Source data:

[start]

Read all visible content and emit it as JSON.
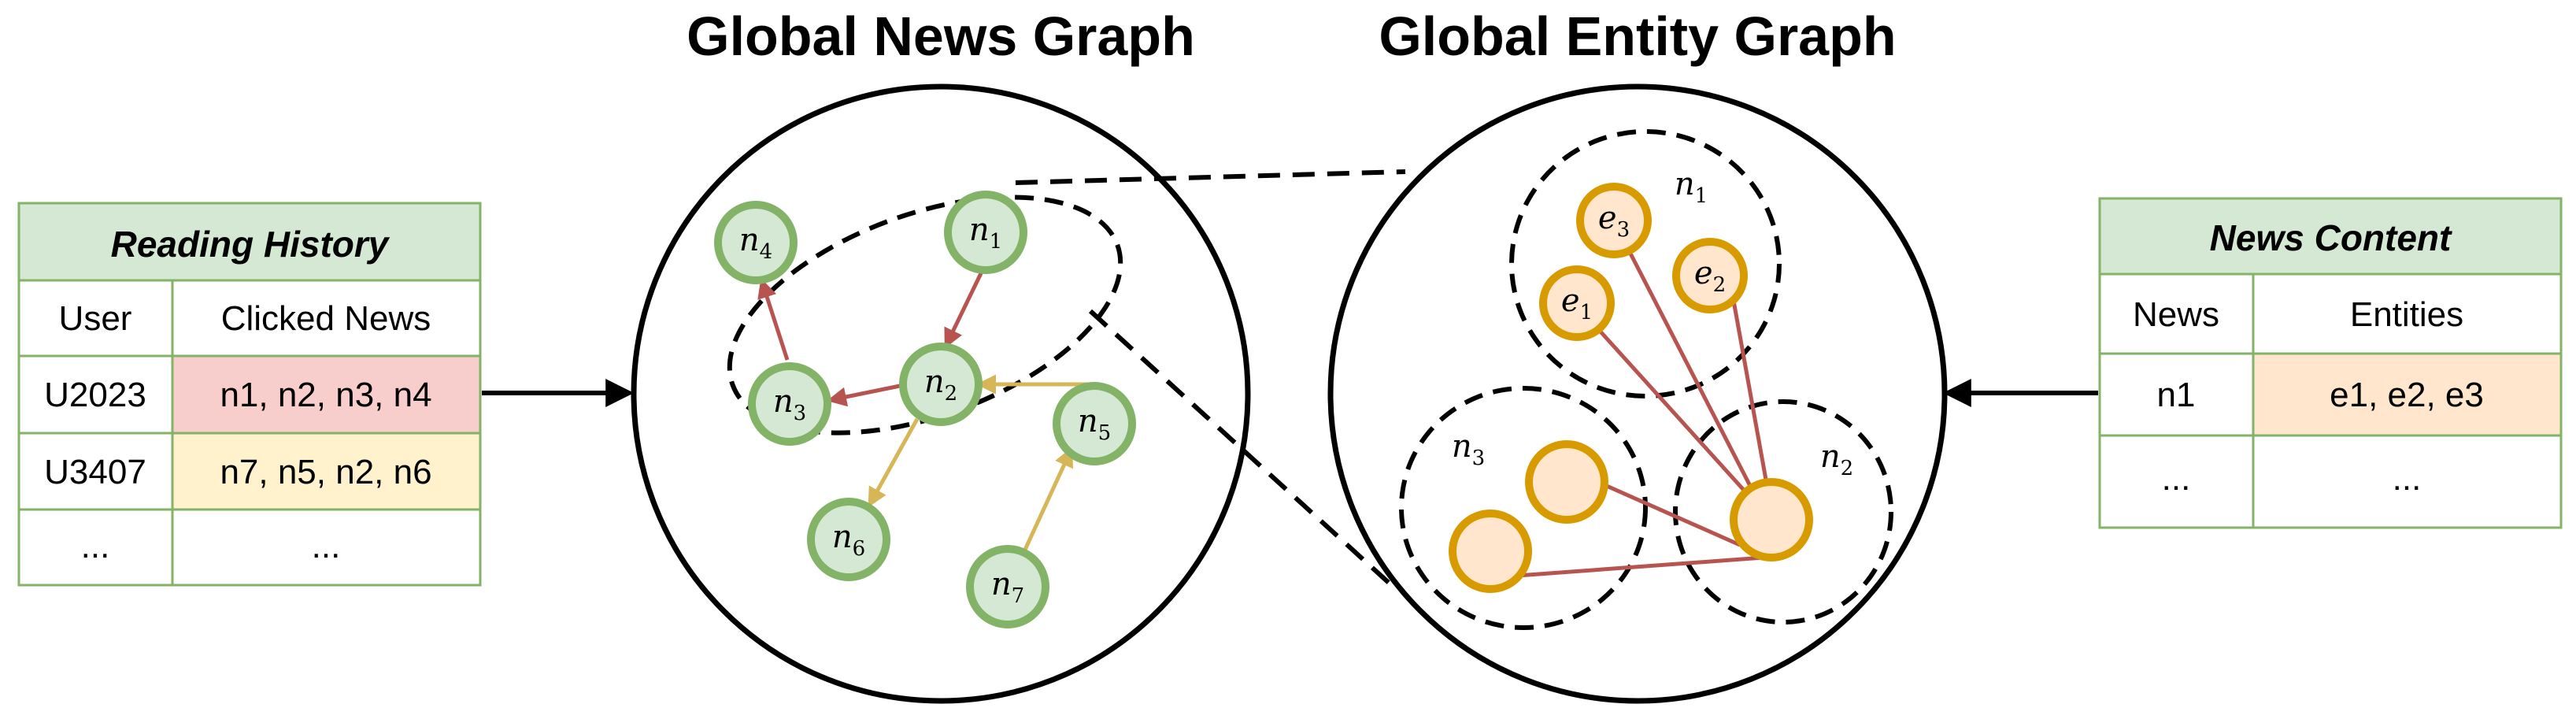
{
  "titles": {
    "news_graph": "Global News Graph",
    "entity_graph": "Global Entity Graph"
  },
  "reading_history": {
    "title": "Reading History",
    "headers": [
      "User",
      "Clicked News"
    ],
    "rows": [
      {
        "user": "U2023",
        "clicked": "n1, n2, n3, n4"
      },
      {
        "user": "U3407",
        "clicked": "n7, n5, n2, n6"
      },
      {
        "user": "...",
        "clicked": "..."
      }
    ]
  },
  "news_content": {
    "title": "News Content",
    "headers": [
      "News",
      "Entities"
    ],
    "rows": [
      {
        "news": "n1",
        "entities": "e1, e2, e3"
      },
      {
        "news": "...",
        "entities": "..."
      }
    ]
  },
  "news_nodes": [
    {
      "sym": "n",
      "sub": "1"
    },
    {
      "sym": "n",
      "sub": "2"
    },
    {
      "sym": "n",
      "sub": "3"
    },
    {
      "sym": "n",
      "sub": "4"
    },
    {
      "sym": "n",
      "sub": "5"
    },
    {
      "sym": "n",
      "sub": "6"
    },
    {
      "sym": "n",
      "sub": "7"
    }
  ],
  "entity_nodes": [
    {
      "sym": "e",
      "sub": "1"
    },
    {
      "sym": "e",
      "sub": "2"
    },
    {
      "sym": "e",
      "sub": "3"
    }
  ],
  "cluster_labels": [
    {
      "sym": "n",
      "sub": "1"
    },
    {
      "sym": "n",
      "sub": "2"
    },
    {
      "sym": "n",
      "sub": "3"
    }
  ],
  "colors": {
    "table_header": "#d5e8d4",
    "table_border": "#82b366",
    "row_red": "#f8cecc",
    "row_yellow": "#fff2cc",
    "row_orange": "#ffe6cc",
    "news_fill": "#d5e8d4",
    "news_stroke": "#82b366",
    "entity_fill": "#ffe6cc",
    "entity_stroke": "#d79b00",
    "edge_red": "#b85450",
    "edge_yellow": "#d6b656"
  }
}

[end]

--- Task directions ---
Leaving the pictures aside, transcribe the entire listing exactly.

--- Complete output ---
Read all visible content and emit it as JSON.
{
  "titles": {
    "news_graph": "Global News Graph",
    "entity_graph": "Global Entity Graph"
  },
  "reading_history": {
    "title": "Reading History",
    "headers": [
      "User",
      "Clicked News"
    ],
    "rows": [
      {
        "user": "U2023",
        "clicked": "n1, n2, n3, n4"
      },
      {
        "user": "U3407",
        "clicked": "n7, n5, n2, n6"
      },
      {
        "user": "...",
        "clicked": "..."
      }
    ]
  },
  "news_content": {
    "title": "News Content",
    "headers": [
      "News",
      "Entities"
    ],
    "rows": [
      {
        "news": "n1",
        "entities": "e1, e2, e3"
      },
      {
        "news": "...",
        "entities": "..."
      }
    ]
  },
  "news_nodes": [
    {
      "sym": "n",
      "sub": "1"
    },
    {
      "sym": "n",
      "sub": "2"
    },
    {
      "sym": "n",
      "sub": "3"
    },
    {
      "sym": "n",
      "sub": "4"
    },
    {
      "sym": "n",
      "sub": "5"
    },
    {
      "sym": "n",
      "sub": "6"
    },
    {
      "sym": "n",
      "sub": "7"
    }
  ],
  "entity_nodes": [
    {
      "sym": "e",
      "sub": "1"
    },
    {
      "sym": "e",
      "sub": "2"
    },
    {
      "sym": "e",
      "sub": "3"
    }
  ],
  "cluster_labels": [
    {
      "sym": "n",
      "sub": "1"
    },
    {
      "sym": "n",
      "sub": "2"
    },
    {
      "sym": "n",
      "sub": "3"
    }
  ],
  "colors": {
    "table_header": "#d5e8d4",
    "table_border": "#82b366",
    "row_red": "#f8cecc",
    "row_yellow": "#fff2cc",
    "row_orange": "#ffe6cc",
    "news_fill": "#d5e8d4",
    "news_stroke": "#82b366",
    "entity_fill": "#ffe6cc",
    "entity_stroke": "#d79b00",
    "edge_red": "#b85450",
    "edge_yellow": "#d6b656"
  }
}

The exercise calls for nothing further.